Reproduce the data from its first line through the line containing "submit-tab[interactable] (860, 206, 886, 244)", inclusive, substituting "clickable" for every occurrence of "interactable" and leaving everything else unchanged.

- _RECORDS TO USE_:
□ □ □ □ □ □ □

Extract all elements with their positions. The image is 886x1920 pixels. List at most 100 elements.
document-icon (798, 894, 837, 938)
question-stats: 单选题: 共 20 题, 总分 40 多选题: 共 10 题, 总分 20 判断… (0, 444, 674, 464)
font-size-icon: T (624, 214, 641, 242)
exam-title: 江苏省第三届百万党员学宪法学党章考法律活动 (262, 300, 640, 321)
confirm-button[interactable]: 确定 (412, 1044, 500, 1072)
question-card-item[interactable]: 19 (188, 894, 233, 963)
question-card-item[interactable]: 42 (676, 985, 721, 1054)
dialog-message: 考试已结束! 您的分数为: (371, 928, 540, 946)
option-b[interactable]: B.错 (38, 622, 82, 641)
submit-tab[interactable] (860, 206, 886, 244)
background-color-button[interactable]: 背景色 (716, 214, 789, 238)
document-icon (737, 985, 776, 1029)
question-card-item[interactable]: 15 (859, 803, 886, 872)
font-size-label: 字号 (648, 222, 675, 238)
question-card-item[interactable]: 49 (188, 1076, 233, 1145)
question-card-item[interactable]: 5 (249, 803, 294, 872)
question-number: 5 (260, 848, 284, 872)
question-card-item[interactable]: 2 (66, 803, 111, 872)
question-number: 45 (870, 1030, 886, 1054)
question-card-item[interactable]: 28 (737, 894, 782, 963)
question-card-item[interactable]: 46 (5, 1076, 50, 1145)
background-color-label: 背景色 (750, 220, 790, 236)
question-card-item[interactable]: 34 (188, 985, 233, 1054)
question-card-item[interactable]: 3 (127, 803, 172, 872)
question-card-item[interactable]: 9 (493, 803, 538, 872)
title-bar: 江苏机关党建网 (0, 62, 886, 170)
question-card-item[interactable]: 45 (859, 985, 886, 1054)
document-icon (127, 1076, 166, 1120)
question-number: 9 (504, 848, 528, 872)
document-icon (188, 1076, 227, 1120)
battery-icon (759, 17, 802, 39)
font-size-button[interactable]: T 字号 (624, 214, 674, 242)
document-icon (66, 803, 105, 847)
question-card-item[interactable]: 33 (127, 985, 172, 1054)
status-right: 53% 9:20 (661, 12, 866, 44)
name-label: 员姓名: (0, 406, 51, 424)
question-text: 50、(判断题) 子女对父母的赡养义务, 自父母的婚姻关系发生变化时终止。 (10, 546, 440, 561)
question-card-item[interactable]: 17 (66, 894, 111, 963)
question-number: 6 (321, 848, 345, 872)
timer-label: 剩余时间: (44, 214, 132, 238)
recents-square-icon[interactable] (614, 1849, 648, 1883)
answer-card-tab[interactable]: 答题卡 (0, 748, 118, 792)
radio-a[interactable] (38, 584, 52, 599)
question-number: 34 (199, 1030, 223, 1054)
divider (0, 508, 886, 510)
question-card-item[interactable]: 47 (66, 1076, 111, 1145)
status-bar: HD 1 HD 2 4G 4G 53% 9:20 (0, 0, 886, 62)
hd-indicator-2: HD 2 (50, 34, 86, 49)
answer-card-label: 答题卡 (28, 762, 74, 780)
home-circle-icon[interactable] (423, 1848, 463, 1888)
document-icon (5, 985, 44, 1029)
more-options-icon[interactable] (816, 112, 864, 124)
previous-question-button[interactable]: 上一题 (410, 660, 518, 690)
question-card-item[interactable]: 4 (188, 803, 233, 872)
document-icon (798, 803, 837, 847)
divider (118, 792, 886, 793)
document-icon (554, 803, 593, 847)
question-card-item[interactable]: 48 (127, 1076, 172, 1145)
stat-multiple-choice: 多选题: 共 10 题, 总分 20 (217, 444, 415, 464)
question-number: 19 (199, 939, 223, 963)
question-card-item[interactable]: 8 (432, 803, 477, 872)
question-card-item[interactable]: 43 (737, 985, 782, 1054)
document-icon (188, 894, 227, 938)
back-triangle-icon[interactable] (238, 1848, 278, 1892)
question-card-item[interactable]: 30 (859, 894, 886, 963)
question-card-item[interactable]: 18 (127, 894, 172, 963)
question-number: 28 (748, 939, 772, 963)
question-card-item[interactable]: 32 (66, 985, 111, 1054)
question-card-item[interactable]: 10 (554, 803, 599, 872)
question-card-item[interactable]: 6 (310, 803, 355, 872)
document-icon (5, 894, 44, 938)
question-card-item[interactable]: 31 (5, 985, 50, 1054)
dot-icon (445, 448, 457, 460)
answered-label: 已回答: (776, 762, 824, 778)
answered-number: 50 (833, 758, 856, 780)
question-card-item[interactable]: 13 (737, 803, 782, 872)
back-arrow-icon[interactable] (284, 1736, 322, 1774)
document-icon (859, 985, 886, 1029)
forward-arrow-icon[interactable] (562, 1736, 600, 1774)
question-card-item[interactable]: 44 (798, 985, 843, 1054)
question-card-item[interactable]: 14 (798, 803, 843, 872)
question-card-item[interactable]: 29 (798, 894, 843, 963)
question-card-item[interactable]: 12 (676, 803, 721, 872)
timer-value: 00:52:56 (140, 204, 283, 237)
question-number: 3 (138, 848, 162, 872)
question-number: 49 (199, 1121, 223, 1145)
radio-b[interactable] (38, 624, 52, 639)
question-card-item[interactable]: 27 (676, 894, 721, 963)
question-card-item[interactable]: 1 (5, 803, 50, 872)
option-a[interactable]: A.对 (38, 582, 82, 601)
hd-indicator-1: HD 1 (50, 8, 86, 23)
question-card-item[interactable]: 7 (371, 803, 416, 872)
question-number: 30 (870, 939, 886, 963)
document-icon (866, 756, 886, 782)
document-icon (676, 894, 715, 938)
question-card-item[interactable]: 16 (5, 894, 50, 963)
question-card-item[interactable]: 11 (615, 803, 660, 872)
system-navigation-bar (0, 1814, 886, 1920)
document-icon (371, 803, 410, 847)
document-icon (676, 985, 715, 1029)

□ □ □ □ □ □ □

- _EXPECTED ANSWER_:
Extract all elements with their positions. The image is 886x1920 pixels. List at most 100 elements.
document-icon (798, 894, 837, 938)
question-stats: 单选题: 共 20 题, 总分 40 多选题: 共 10 题, 总分 20 判断… (0, 444, 674, 464)
font-size-icon: T (624, 214, 641, 242)
exam-title: 江苏省第三届百万党员学宪法学党章考法律活动 (262, 300, 640, 321)
confirm-button[clickable]: 确定 (412, 1044, 500, 1072)
question-card-item[clickable]: 19 (188, 894, 233, 963)
question-card-item[clickable]: 42 (676, 985, 721, 1054)
dialog-message: 考试已结束! 您的分数为: (371, 928, 540, 946)
option-b[clickable]: B.错 (38, 622, 82, 641)
submit-tab[clickable] (860, 206, 886, 244)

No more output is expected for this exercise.